Job: In the listing below, identify each line with the word "employees" and return those lines.
=-=-=-=-=
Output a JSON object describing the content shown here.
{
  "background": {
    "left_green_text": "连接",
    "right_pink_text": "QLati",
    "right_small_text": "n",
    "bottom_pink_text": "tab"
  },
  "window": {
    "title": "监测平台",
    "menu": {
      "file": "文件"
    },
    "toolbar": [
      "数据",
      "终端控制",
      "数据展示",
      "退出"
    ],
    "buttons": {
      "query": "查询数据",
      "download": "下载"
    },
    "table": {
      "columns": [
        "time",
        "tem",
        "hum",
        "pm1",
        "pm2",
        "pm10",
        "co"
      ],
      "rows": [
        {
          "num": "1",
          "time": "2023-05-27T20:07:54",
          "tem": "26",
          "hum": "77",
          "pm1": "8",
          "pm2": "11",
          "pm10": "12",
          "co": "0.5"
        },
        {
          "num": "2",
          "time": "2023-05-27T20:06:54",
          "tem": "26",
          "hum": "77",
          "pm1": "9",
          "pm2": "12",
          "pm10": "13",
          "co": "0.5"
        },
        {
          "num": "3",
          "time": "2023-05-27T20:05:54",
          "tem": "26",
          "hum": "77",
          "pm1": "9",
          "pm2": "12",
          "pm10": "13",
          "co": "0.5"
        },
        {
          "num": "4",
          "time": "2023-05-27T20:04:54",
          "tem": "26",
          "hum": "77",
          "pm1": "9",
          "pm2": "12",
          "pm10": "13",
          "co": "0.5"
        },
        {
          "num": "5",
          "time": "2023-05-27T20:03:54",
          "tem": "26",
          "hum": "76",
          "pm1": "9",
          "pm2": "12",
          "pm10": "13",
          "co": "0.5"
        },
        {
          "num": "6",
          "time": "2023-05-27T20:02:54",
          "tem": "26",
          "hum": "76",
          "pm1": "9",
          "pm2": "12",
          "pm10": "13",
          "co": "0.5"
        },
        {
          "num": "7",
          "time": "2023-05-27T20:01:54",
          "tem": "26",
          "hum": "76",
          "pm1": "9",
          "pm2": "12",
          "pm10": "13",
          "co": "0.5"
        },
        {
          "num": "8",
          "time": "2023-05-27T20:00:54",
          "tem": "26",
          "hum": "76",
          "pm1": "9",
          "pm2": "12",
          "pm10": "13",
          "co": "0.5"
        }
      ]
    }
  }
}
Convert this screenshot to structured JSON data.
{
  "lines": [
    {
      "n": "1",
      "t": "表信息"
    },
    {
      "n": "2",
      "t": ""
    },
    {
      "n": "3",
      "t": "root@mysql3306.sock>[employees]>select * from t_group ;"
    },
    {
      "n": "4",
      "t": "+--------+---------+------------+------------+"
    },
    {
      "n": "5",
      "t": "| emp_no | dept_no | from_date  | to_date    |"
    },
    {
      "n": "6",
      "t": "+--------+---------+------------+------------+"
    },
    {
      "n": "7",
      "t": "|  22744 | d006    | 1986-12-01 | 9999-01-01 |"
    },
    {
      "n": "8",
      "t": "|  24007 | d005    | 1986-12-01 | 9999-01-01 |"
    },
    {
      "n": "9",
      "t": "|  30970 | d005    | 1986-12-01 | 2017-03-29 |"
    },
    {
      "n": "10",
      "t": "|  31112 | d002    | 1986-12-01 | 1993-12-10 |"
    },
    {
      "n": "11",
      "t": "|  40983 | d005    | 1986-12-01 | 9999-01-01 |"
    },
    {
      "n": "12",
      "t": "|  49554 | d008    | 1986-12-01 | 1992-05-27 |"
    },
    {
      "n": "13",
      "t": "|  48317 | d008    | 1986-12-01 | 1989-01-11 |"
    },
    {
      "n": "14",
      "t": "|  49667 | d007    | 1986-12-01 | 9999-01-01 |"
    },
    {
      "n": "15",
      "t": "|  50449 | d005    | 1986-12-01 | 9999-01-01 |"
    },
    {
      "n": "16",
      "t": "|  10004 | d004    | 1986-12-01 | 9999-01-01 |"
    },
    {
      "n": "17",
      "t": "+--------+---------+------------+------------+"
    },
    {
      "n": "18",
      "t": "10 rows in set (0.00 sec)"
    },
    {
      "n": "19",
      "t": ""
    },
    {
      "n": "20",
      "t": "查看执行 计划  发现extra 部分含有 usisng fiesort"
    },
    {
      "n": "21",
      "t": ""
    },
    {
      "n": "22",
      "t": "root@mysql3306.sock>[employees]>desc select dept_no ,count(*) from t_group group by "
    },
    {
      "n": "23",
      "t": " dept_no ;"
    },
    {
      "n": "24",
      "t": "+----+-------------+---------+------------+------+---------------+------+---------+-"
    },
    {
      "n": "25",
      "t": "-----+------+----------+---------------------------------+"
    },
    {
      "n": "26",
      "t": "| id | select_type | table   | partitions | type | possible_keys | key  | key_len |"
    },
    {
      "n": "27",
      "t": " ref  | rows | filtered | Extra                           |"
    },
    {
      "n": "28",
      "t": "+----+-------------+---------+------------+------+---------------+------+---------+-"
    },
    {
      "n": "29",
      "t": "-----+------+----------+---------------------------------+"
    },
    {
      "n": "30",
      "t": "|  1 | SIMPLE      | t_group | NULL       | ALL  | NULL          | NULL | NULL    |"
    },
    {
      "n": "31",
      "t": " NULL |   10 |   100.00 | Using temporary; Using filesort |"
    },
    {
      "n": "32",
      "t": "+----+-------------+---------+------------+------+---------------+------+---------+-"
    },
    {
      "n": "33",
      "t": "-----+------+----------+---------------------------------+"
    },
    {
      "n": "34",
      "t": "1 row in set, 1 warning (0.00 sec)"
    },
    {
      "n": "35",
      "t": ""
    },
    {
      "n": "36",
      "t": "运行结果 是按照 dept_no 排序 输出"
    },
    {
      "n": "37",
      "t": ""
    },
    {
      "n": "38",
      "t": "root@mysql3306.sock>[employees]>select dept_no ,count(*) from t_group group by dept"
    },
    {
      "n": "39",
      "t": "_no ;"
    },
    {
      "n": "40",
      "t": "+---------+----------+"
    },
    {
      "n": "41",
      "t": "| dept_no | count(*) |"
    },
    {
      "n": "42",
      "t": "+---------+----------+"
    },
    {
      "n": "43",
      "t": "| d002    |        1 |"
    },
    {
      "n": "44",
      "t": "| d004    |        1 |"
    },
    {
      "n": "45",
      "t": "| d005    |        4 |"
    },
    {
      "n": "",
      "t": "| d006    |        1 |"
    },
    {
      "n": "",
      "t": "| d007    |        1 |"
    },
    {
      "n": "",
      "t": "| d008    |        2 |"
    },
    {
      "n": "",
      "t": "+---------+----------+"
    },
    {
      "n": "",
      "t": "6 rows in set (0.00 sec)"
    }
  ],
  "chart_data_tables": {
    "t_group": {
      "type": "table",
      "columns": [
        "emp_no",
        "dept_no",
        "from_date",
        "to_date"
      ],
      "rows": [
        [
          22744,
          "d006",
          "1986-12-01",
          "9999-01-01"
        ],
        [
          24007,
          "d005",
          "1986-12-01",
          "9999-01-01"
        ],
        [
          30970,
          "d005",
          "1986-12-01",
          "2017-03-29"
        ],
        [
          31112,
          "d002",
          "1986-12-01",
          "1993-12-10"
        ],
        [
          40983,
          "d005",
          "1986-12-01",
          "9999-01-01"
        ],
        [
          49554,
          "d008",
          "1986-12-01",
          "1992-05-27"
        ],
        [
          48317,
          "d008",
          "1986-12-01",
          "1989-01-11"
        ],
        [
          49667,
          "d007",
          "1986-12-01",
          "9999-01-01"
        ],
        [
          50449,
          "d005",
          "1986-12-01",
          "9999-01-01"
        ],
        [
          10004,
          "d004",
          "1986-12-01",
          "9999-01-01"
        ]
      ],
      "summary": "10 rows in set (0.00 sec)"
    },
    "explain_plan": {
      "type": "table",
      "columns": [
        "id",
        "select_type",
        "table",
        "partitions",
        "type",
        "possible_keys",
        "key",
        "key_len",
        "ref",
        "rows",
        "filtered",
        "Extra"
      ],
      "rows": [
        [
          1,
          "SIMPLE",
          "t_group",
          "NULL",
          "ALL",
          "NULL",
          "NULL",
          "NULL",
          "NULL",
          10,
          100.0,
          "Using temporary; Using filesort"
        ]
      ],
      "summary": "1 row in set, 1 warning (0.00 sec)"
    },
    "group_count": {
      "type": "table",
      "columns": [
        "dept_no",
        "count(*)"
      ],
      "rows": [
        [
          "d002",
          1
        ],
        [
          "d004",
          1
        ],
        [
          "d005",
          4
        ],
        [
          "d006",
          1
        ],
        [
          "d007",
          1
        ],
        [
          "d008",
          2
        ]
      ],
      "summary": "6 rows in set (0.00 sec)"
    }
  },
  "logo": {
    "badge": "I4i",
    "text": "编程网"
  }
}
=-=-=-=-=
Output of the task:
      "t": "root@mysql3306.sock>[employees]>select * from t_group ;"
      "t": "root@mysql3306.sock>[employees]>desc select dept_no ,count(*) from t_group group by "
      "t": "root@mysql3306.sock>[employees]>select dept_no ,count(*) from t_group group by dept"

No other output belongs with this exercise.